[A run of records]

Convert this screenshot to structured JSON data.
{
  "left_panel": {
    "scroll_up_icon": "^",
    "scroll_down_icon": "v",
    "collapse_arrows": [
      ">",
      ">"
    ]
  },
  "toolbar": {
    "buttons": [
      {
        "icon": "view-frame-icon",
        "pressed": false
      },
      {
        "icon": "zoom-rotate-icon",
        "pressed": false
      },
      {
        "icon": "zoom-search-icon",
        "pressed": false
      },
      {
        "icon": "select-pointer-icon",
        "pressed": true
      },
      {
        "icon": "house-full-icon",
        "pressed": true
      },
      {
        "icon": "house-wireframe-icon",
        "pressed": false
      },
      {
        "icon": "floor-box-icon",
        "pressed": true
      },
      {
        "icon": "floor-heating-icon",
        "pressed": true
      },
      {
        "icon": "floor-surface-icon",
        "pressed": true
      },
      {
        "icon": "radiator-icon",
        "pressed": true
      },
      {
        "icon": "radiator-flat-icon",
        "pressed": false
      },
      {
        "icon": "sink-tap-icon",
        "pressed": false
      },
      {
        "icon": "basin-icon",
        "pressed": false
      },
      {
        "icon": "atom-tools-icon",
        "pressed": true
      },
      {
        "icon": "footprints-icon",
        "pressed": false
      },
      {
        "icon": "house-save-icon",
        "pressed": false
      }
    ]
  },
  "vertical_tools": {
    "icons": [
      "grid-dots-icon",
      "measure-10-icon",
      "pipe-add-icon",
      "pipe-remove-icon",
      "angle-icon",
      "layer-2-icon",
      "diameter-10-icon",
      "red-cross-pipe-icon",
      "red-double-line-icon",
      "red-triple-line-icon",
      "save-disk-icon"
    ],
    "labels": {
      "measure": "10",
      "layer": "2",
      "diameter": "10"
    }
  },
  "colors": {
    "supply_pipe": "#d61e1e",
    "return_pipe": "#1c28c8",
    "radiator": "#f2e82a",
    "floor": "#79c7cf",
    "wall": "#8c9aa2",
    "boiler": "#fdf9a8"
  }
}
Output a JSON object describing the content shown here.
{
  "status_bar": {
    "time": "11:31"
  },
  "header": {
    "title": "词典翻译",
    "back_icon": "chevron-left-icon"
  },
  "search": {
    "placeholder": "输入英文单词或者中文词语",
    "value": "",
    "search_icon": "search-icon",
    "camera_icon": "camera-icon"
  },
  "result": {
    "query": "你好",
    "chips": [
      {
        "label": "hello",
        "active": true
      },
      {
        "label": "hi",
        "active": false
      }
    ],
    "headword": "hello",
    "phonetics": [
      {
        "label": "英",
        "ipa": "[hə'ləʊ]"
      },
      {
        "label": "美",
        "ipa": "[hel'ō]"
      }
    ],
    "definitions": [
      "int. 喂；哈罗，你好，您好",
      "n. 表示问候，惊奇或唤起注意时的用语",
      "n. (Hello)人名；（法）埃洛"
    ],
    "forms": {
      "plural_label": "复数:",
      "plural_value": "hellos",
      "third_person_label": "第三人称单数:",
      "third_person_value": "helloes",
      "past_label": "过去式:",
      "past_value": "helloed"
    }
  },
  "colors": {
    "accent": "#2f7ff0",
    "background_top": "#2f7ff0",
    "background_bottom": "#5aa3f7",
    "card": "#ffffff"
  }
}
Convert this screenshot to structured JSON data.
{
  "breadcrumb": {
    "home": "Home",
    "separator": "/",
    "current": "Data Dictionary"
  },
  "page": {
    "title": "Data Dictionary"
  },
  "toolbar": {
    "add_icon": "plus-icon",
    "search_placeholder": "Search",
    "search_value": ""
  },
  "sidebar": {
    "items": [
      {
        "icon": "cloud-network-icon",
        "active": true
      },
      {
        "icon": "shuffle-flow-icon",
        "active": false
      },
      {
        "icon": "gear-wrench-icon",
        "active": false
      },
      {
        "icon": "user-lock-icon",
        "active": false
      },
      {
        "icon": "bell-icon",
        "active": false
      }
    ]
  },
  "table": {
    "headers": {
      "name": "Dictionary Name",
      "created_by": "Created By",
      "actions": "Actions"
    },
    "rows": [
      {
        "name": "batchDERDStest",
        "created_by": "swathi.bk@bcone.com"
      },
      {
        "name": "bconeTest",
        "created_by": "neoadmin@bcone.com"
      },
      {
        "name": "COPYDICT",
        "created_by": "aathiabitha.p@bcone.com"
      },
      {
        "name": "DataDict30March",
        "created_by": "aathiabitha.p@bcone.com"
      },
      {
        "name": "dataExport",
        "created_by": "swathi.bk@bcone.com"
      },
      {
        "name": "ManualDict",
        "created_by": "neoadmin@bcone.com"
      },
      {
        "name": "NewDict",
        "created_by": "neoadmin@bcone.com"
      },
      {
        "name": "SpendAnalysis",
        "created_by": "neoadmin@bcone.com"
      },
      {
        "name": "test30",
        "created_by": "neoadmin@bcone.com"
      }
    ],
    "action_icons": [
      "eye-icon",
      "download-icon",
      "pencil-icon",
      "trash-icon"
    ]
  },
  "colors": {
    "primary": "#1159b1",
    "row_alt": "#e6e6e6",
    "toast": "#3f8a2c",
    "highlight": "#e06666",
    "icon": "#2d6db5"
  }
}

Written request | Extract the complete data, matching each line exactly.

Result of this exercise |
Convert this screenshot to structured JSON data.
{
  "left_panel": {
    "scroll_up_icon": "^",
    "scroll_down_icon": "v",
    "collapse_arrows": [
      ">",
      ">"
    ]
  },
  "toolbar": {
    "buttons": [
      {
        "icon": "view-frame-icon",
        "pressed": false
      },
      {
        "icon": "zoom-rotate-icon",
        "pressed": false
      },
      {
        "icon": "zoom-search-icon",
        "pressed": false
      },
      {
        "icon": "select-pointer-icon",
        "pressed": true
      },
      {
        "icon": "house-full-icon",
        "pressed": true
      },
      {
        "icon": "house-wireframe-icon",
        "pressed": false
      },
      {
        "icon": "floor-box-icon",
        "pressed": true
      },
      {
        "icon": "floor-heating-icon",
        "pressed": true
      },
      {
        "icon": "floor-surface-icon",
        "pressed": true
      },
      {
        "icon": "radiator-icon",
        "pressed": true
      },
      {
        "icon": "radiator-flat-icon",
        "pressed": false
      },
      {
        "icon": "sink-tap-icon",
        "pressed": false
      },
      {
        "icon": "basin-icon",
        "pressed": false
      },
      {
        "icon": "atom-tools-icon",
        "pressed": true
      },
      {
        "icon": "footprints-icon",
        "pressed": false
      },
      {
        "icon": "house-save-icon",
        "pressed": false
      }
    ]
  },
  "vertical_tools": {
    "icons": [
      "grid-dots-icon",
      "measure-10-icon",
      "pipe-add-icon",
      "pipe-remove-icon",
      "angle-icon",
      "layer-2-icon",
      "diameter-10-icon",
      "red-cross-pipe-icon",
      "red-double-line-icon",
      "red-triple-line-icon",
      "save-disk-icon"
    ],
    "labels": {
      "measure": "10",
      "layer": "2",
      "diameter": "10"
    }
  },
  "colors": {
    "supply_pipe": "#d61e1e",
    "return_pipe": "#1c28c8",
    "radiator": "#f2e82a",
    "floor": "#79c7cf",
    "wall": "#8c9aa2",
    "boiler": "#fdf9a8"
  }
}
Output a JSON object describing the content shown here.
{
  "status_bar": {
    "time": "11:31"
  },
  "header": {
    "title": "词典翻译",
    "back_icon": "chevron-left-icon"
  },
  "search": {
    "placeholder": "输入英文单词或者中文词语",
    "value": "",
    "search_icon": "search-icon",
    "camera_icon": "camera-icon"
  },
  "result": {
    "query": "你好",
    "chips": [
      {
        "label": "hello",
        "active": true
      },
      {
        "label": "hi",
        "active": false
      }
    ],
    "headword": "hello",
    "phonetics": [
      {
        "label": "英",
        "ipa": "[hə'ləʊ]"
      },
      {
        "label": "美",
        "ipa": "[hel'ō]"
      }
    ],
    "definitions": [
      "int. 喂；哈罗，你好，您好",
      "n. 表示问候，惊奇或唤起注意时的用语",
      "n. (Hello)人名；（法）埃洛"
    ],
    "forms": {
      "plural_label": "复数:",
      "plural_value": "hellos",
      "third_person_label": "第三人称单数:",
      "third_person_value": "helloes",
      "past_label": "过去式:",
      "past_value": "helloed"
    }
  },
  "colors": {
    "accent": "#2f7ff0",
    "background_top": "#2f7ff0",
    "background_bottom": "#5aa3f7",
    "card": "#ffffff"
  }
}
Convert this screenshot to structured JSON data.
{
  "breadcrumb": {
    "home": "Home",
    "separator": "/",
    "current": "Data Dictionary"
  },
  "page": {
    "title": "Data Dictionary"
  },
  "toolbar": {
    "add_icon": "plus-icon",
    "search_placeholder": "Search",
    "search_value": ""
  },
  "sidebar": {
    "items": [
      {
        "icon": "cloud-network-icon",
        "active": true
      },
      {
        "icon": "shuffle-flow-icon",
        "active": false
      },
      {
        "icon": "gear-wrench-icon",
        "active": false
      },
      {
        "icon": "user-lock-icon",
        "active": false
      },
      {
        "icon": "bell-icon",
        "active": false
      }
    ]
  },
  "table": {
    "headers": {
      "name": "Dictionary Name",
      "created_by": "Created By",
      "actions": "Actions"
    },
    "rows": [
      {
        "name": "batchDERDStest",
        "created_by": "swathi.bk@bcone.com"
      },
      {
        "name": "bconeTest",
        "created_by": "neoadmin@bcone.com"
      },
      {
        "name": "COPYDICT",
        "created_by": "aathiabitha.p@bcone.com"
      },
      {
        "name": "DataDict30March",
        "created_by": "aathiabitha.p@bcone.com"
      },
      {
        "name": "dataExport",
        "created_by": "swathi.bk@bcone.com"
      },
      {
        "name": "ManualDict",
        "created_by": "neoadmin@bcone.com"
      },
      {
        "name": "NewDict",
        "created_by": "neoadmin@bcone.com"
      },
      {
        "name": "SpendAnalysis",
        "created_by": "neoadmin@bcone.com"
      },
      {
        "name": "test30",
        "created_by": "neoadmin@bcone.com"
      }
    ],
    "action_icons": [
      "eye-icon",
      "download-icon",
      "pencil-icon",
      "trash-icon"
    ]
  },
  "colors": {
    "primary": "#1159b1",
    "row_alt": "#e6e6e6",
    "toast": "#3f8a2c",
    "highlight": "#e06666",
    "icon": "#2d6db5"
  }
}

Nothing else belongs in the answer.